_THE TASK_
Write out the data again in full, exactly as it reads.

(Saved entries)
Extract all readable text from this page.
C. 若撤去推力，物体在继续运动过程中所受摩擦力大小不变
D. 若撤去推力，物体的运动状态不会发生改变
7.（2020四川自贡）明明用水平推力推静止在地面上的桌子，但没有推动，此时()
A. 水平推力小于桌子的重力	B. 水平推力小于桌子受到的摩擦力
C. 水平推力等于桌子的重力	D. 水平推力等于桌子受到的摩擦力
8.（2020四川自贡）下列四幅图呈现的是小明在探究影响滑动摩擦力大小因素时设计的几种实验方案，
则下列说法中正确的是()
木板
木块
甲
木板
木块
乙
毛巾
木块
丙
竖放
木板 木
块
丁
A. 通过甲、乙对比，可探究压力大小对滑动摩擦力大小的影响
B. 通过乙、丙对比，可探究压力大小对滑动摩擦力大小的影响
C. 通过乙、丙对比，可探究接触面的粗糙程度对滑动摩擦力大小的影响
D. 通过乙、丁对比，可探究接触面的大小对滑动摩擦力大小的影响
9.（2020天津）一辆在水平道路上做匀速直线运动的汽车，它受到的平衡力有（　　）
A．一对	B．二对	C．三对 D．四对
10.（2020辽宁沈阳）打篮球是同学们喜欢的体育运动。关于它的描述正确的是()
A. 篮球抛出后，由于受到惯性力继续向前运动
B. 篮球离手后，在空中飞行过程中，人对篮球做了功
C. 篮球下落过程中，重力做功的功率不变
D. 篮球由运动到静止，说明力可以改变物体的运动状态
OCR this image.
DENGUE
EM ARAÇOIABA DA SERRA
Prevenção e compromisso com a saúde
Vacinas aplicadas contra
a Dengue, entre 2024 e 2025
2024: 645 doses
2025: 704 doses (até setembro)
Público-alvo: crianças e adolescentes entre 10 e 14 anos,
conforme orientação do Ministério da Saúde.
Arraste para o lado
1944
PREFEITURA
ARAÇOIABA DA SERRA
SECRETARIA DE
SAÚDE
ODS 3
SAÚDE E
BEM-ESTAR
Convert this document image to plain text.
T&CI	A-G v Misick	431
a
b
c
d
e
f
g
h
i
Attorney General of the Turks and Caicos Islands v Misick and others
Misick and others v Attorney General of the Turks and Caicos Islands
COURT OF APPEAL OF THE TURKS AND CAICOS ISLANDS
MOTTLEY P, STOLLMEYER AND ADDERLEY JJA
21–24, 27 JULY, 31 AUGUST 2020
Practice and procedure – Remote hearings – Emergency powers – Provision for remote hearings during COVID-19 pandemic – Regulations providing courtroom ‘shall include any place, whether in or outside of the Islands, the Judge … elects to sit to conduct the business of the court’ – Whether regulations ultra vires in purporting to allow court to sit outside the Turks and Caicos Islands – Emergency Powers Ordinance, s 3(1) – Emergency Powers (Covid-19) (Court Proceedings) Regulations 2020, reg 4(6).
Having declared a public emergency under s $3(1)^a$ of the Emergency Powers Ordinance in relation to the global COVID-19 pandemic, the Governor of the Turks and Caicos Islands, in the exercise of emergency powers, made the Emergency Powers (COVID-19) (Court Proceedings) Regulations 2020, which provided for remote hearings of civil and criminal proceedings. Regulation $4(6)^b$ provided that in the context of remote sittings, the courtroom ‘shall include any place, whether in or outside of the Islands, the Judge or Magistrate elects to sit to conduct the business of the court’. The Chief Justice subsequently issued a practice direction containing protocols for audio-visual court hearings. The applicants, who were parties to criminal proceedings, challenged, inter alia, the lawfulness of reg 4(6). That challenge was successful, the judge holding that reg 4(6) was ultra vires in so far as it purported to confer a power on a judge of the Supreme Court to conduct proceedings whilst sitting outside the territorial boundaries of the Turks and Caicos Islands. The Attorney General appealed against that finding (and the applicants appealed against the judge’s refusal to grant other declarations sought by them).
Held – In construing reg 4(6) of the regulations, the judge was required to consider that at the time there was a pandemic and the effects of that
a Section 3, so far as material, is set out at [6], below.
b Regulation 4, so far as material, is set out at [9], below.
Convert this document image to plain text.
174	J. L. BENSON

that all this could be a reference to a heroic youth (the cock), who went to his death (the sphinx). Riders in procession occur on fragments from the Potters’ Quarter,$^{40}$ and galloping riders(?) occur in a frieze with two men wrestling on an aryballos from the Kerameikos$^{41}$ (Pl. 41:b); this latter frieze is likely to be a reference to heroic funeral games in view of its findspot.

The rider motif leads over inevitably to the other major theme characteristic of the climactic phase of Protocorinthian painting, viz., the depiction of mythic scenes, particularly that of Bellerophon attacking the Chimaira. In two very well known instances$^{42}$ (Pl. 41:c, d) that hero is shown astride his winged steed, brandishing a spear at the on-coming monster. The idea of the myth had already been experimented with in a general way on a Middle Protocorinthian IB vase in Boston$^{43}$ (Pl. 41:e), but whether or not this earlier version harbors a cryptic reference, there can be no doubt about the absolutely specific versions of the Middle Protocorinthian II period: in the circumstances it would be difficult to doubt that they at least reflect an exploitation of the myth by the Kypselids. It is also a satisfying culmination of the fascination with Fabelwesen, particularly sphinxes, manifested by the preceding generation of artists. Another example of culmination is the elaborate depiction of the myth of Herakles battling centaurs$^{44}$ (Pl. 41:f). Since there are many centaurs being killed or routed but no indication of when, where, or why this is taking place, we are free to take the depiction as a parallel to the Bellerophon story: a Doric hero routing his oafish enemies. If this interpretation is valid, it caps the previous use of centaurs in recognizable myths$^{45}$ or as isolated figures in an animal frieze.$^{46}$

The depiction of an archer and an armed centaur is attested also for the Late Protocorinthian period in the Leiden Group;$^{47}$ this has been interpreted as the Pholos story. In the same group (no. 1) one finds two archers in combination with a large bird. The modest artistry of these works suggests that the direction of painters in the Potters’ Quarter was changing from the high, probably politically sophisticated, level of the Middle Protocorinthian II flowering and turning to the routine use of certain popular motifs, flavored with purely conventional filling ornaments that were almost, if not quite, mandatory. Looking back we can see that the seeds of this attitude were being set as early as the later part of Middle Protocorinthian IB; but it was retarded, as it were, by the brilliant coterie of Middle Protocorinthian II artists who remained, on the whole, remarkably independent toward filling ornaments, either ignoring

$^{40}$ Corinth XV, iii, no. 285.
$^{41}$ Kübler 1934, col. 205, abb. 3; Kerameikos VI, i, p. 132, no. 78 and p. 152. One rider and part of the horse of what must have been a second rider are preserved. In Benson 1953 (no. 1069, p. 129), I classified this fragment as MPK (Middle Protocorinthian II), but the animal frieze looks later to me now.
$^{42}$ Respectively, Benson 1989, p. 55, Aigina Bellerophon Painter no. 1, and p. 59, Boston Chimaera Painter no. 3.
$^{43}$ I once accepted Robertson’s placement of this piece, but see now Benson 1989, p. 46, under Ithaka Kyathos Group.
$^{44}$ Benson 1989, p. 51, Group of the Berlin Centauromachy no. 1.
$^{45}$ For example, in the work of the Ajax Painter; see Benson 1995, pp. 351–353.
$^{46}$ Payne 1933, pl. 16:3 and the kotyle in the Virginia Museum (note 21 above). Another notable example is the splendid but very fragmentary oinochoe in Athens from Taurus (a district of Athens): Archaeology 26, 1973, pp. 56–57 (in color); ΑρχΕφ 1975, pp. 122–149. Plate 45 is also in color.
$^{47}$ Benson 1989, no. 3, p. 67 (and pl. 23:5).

_WRITTEN RESPONSE_
Extract all readable text from this page.
C. 若撤去推力，物体在继续运动过程中所受摩擦力大小不变
D. 若撤去推力，物体的运动状态不会发生改变
7.（2020四川自贡）明明用水平推力推静止在地面上的桌子，但没有推动，此时()
A. 水平推力小于桌子的重力	B. 水平推力小于桌子受到的摩擦力
C. 水平推力等于桌子的重力	D. 水平推力等于桌子受到的摩擦力
8.（2020四川自贡）下列四幅图呈现的是小明在探究影响滑动摩擦力大小因素时设计的几种实验方案，
则下列说法中正确的是()
木板
木块
甲
木板
木块
乙
毛巾
木块
丙
竖放
木板 木
块
丁
A. 通过甲、乙对比，可探究压力大小对滑动摩擦力大小的影响
B. 通过乙、丙对比，可探究压力大小对滑动摩擦力大小的影响
C. 通过乙、丙对比，可探究接触面的粗糙程度对滑动摩擦力大小的影响
D. 通过乙、丁对比，可探究接触面的大小对滑动摩擦力大小的影响
9.（2020天津）一辆在水平道路上做匀速直线运动的汽车，它受到的平衡力有（　　）
A．一对	B．二对	C．三对 D．四对
10.（2020辽宁沈阳）打篮球是同学们喜欢的体育运动。关于它的描述正确的是()
A. 篮球抛出后，由于受到惯性力继续向前运动
B. 篮球离手后，在空中飞行过程中，人对篮球做了功
C. 篮球下落过程中，重力做功的功率不变
D. 篮球由运动到静止，说明力可以改变物体的运动状态
OCR this image.
DENGUE
EM ARAÇOIABA DA SERRA
Prevenção e compromisso com a saúde
Vacinas aplicadas contra
a Dengue, entre 2024 e 2025
2024: 645 doses
2025: 704 doses (até setembro)
Público-alvo: crianças e adolescentes entre 10 e 14 anos,
conforme orientação do Ministério da Saúde.
Arraste para o lado
1944
PREFEITURA
ARAÇOIABA DA SERRA
SECRETARIA DE
SAÚDE
ODS 3
SAÚDE E
BEM-ESTAR
Convert this document image to plain text.
T&CI	A-G v Misick	431
a
b
c
d
e
f
g
h
i
Attorney General of the Turks and Caicos Islands v Misick and others
Misick and others v Attorney General of the Turks and Caicos Islands
COURT OF APPEAL OF THE TURKS AND CAICOS ISLANDS
MOTTLEY P, STOLLMEYER AND ADDERLEY JJA
21–24, 27 JULY, 31 AUGUST 2020
Practice and procedure – Remote hearings – Emergency powers – Provision for remote hearings during COVID-19 pandemic – Regulations providing courtroom ‘shall include any place, whether in or outside of the Islands, the Judge … elects to sit to conduct the business of the court’ – Whether regulations ultra vires in purporting to allow court to sit outside the Turks and Caicos Islands – Emergency Powers Ordinance, s 3(1) – Emergency Powers (Covid-19) (Court Proceedings) Regulations 2020, reg 4(6).
Having declared a public emergency under s $3(1)^a$ of the Emergency Powers Ordinance in relation to the global COVID-19 pandemic, the Governor of the Turks and Caicos Islands, in the exercise of emergency powers, made the Emergency Powers (COVID-19) (Court Proceedings) Regulations 2020, which provided for remote hearings of civil and criminal proceedings. Regulation $4(6)^b$ provided that in the context of remote sittings, the courtroom ‘shall include any place, whether in or outside of the Islands, the Judge or Magistrate elects to sit to conduct the business of the court’. The Chief Justice subsequently issued a practice direction containing protocols for audio-visual court hearings. The applicants, who were parties to criminal proceedings, challenged, inter alia, the lawfulness of reg 4(6). That challenge was successful, the judge holding that reg 4(6) was ultra vires in so far as it purported to confer a power on a judge of the Supreme Court to conduct proceedings whilst sitting outside the territorial boundaries of the Turks and Caicos Islands. The Attorney General appealed against that finding (and the applicants appealed against the judge’s refusal to grant other declarations sought by them).
Held – In construing reg 4(6) of the regulations, the judge was required to consider that at the time there was a pandemic and the effects of that
a Section 3, so far as material, is set out at [6], below.
b Regulation 4, so far as material, is set out at [9], below.
Convert this document image to plain text.
174	J. L. BENSON

that all this could be a reference to a heroic youth (the cock), who went to his death (the sphinx). Riders in procession occur on fragments from the Potters’ Quarter,$^{40}$ and galloping riders(?) occur in a frieze with two men wrestling on an aryballos from the Kerameikos$^{41}$ (Pl. 41:b); this latter frieze is likely to be a reference to heroic funeral games in view of its findspot.

The rider motif leads over inevitably to the other major theme characteristic of the climactic phase of Protocorinthian painting, viz., the depiction of mythic scenes, particularly that of Bellerophon attacking the Chimaira. In two very well known instances$^{42}$ (Pl. 41:c, d) that hero is shown astride his winged steed, brandishing a spear at the on-coming monster. The idea of the myth had already been experimented with in a general way on a Middle Protocorinthian IB vase in Boston$^{43}$ (Pl. 41:e), but whether or not this earlier version harbors a cryptic reference, there can be no doubt about the absolutely specific versions of the Middle Protocorinthian II period: in the circumstances it would be difficult to doubt that they at least reflect an exploitation of the myth by the Kypselids. It is also a satisfying culmination of the fascination with Fabelwesen, particularly sphinxes, manifested by the preceding generation of artists. Another example of culmination is the elaborate depiction of the myth of Herakles battling centaurs$^{44}$ (Pl. 41:f). Since there are many centaurs being killed or routed but no indication of when, where, or why this is taking place, we are free to take the depiction as a parallel to the Bellerophon story: a Doric hero routing his oafish enemies. If this interpretation is valid, it caps the previous use of centaurs in recognizable myths$^{45}$ or as isolated figures in an animal frieze.$^{46}$

The depiction of an archer and an armed centaur is attested also for the Late Protocorinthian period in the Leiden Group;$^{47}$ this has been interpreted as the Pholos story. In the same group (no. 1) one finds two archers in combination with a large bird. The modest artistry of these works suggests that the direction of painters in the Potters’ Quarter was changing from the high, probably politically sophisticated, level of the Middle Protocorinthian II flowering and turning to the routine use of certain popular motifs, flavored with purely conventional filling ornaments that were almost, if not quite, mandatory. Looking back we can see that the seeds of this attitude were being set as early as the later part of Middle Protocorinthian IB; but it was retarded, as it were, by the brilliant coterie of Middle Protocorinthian II artists who remained, on the whole, remarkably independent toward filling ornaments, either ignoring

$^{40}$ Corinth XV, iii, no. 285.
$^{41}$ Kübler 1934, col. 205, abb. 3; Kerameikos VI, i, p. 132, no. 78 and p. 152. One rider and part of the horse of what must have been a second rider are preserved. In Benson 1953 (no. 1069, p. 129), I classified this fragment as MPK (Middle Protocorinthian II), but the animal frieze looks later to me now.
$^{42}$ Respectively, Benson 1989, p. 55, Aigina Bellerophon Painter no. 1, and p. 59, Boston Chimaera Painter no. 3.
$^{43}$ I once accepted Robertson’s placement of this piece, but see now Benson 1989, p. 46, under Ithaka Kyathos Group.
$^{44}$ Benson 1989, p. 51, Group of the Berlin Centauromachy no. 1.
$^{45}$ For example, in the work of the Ajax Painter; see Benson 1995, pp. 351–353.
$^{46}$ Payne 1933, pl. 16:3 and the kotyle in the Virginia Museum (note 21 above). Another notable example is the splendid but very fragmentary oinochoe in Athens from Taurus (a district of Athens): Archaeology 26, 1973, pp. 56–57 (in color); ΑρχΕφ 1975, pp. 122–149. Plate 45 is also in color.
$^{47}$ Benson 1989, no. 3, p. 67 (and pl. 23:5).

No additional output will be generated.